- _DATA LISTING_:
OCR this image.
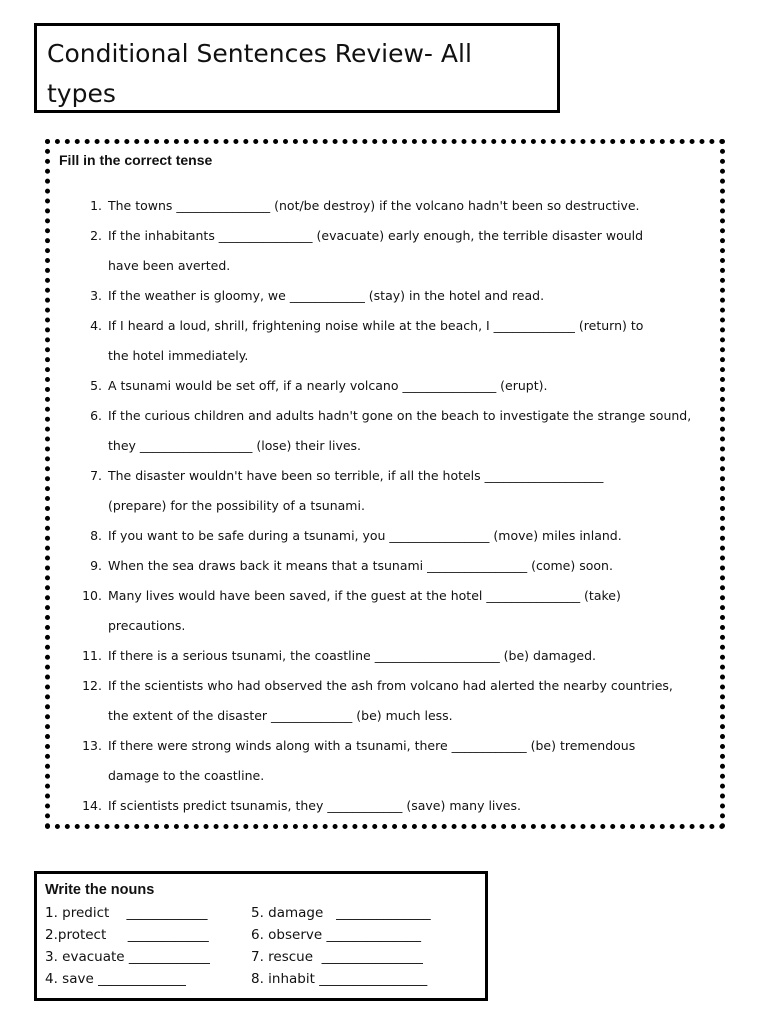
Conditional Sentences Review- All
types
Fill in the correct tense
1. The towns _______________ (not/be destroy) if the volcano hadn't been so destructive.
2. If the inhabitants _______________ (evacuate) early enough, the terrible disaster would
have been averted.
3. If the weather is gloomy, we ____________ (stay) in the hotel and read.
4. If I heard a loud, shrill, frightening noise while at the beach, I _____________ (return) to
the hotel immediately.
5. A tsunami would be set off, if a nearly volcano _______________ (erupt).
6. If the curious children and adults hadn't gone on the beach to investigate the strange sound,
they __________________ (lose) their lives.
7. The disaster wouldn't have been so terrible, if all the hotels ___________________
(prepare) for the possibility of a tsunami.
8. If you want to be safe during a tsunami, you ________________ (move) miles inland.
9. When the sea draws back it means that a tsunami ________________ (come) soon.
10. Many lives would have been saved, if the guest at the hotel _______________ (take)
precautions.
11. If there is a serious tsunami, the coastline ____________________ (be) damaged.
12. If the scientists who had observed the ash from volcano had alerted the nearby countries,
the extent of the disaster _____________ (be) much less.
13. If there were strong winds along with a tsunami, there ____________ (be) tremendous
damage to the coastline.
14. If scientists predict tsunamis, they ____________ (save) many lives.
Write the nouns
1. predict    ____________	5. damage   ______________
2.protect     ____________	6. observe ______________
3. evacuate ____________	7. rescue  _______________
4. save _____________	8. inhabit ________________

- _INSTRUCTION_:
Pick out the lines above that hold the string "there" and show them.

- _PROBLEM SOLUTION_:
11. If there is a serious tsunami, the coastline ____________________ (be) damaged.
13. If there were strong winds along with a tsunami, there ____________ (be) tremendous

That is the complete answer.